▸ Selected text
The HTML consists of a parent element (.opposing-columns), its children (.opposing-column), and its children’s children (.opposing-item):
<div class="opposing-columns">
<!-- Column 1 -->
<div class="opposing-column">
<div class="opposing-item">...</div>
<div class="opposing-item">...</div>
<div class="opposing-item">...</div>
</div>
<!-- Column 2 -->
<div class="opposing-column">
<div class="opposing-item">...</div>
<div class="opposing-item">...</div>
<div class="opposing-item">...</div>
</div>
<!-- Column 3 -->
<div class="opposing-column">
<div class="opposing-item">...</div>
<div class="opposing-item">...</div>
<div class="opposing-item">...</div>
</div>
</div>This is all we need in the markup. CSS will do the rest!
First off, we’re going to set things up so that this effect only applies to larger screens — there’s no real sense supporting something like this on smaller screens because we need the additional space for the effect.

▸ Data provided
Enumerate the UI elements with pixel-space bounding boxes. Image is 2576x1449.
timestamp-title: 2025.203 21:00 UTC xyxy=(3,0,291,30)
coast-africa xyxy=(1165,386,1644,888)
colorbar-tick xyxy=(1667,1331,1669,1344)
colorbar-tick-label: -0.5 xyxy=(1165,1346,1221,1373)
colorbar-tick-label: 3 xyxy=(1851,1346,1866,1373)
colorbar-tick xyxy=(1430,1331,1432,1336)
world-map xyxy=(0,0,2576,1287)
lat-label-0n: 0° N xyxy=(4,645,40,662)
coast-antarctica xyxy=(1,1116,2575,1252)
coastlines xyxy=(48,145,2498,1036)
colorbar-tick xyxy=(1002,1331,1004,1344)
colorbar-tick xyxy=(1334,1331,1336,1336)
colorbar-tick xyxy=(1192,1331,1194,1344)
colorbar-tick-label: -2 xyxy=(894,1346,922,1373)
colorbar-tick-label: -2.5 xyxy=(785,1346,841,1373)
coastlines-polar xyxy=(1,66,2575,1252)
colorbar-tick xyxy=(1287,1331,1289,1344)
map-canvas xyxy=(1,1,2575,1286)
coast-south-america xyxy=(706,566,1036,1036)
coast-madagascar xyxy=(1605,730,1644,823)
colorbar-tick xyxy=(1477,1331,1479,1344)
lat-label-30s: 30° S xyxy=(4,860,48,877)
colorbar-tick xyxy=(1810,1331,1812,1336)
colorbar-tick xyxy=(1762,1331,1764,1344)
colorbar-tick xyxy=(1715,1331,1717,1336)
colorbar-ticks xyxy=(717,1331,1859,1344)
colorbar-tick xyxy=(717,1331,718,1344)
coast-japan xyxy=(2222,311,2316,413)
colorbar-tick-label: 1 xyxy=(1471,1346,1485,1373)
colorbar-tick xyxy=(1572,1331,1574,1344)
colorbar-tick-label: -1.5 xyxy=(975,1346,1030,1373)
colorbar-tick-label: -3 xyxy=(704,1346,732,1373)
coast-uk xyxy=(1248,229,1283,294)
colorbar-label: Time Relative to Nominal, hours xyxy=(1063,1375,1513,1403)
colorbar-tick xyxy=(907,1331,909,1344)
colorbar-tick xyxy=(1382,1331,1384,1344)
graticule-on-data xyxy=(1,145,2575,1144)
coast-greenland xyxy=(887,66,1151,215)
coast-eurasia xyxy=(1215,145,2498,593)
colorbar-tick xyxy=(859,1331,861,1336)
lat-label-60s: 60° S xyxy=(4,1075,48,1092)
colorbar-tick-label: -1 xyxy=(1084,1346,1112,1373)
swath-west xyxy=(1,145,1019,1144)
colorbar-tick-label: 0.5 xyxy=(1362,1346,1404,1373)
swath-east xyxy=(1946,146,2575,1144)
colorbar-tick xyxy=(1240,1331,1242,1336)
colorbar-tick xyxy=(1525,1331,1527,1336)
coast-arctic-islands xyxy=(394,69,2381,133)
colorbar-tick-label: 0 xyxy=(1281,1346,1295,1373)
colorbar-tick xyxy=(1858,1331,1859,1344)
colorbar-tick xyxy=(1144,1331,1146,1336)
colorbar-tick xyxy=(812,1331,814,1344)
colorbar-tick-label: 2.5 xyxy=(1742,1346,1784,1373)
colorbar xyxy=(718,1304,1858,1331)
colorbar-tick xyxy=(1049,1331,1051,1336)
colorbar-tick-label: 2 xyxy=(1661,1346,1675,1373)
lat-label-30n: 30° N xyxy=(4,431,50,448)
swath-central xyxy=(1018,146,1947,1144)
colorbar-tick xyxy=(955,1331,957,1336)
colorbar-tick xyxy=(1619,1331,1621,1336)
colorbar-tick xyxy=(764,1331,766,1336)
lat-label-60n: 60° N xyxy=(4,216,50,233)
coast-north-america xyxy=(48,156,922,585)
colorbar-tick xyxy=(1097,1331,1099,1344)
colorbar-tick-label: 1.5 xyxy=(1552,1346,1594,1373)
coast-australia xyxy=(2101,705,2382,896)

▸ Tasks to complete
1) Retype the opposing-columns markup text in full, keeping every character as it appears.
2) Echo the listing from its first line through the line holding "coastlines-polar xyxy=(1,66,2575,1252)", inclusive, keeping each line unchanged.

▸ Task solutions
1)
The HTML consists of a parent element (.opposing-columns), its children (.opposing-column), and its children’s children (.opposing-item):
<div class="opposing-columns">
<!-- Column 1 -->
<div class="opposing-column">
<div class="opposing-item">...</div>
<div class="opposing-item">...</div>
<div class="opposing-item">...</div>
</div>
<!-- Column 2 -->
<div class="opposing-column">
<div class="opposing-item">...</div>
<div class="opposing-item">...</div>
<div class="opposing-item">...</div>
</div>
<!-- Column 3 -->
<div class="opposing-column">
<div class="opposing-item">...</div>
<div class="opposing-item">...</div>
<div class="opposing-item">...</div>
</div>
</div>This is all we need in the markup. CSS will do the rest!
First off, we’re going to set things up so that this effect only applies to larger screens — there’s no real sense supporting something like this on smaller screens because we need the additional space for the effect.

2)
Enumerate the UI elements with pixel-space bounding boxes. Image is 2576x1449.
timestamp-title: 2025.203 21:00 UTC xyxy=(3,0,291,30)
coast-africa xyxy=(1165,386,1644,888)
colorbar-tick xyxy=(1667,1331,1669,1344)
colorbar-tick-label: -0.5 xyxy=(1165,1346,1221,1373)
colorbar-tick-label: 3 xyxy=(1851,1346,1866,1373)
colorbar-tick xyxy=(1430,1331,1432,1336)
world-map xyxy=(0,0,2576,1287)
lat-label-0n: 0° N xyxy=(4,645,40,662)
coast-antarctica xyxy=(1,1116,2575,1252)
coastlines xyxy=(48,145,2498,1036)
colorbar-tick xyxy=(1002,1331,1004,1344)
colorbar-tick xyxy=(1334,1331,1336,1336)
colorbar-tick xyxy=(1192,1331,1194,1344)
colorbar-tick-label: -2 xyxy=(894,1346,922,1373)
colorbar-tick-label: -2.5 xyxy=(785,1346,841,1373)
coastlines-polar xyxy=(1,66,2575,1252)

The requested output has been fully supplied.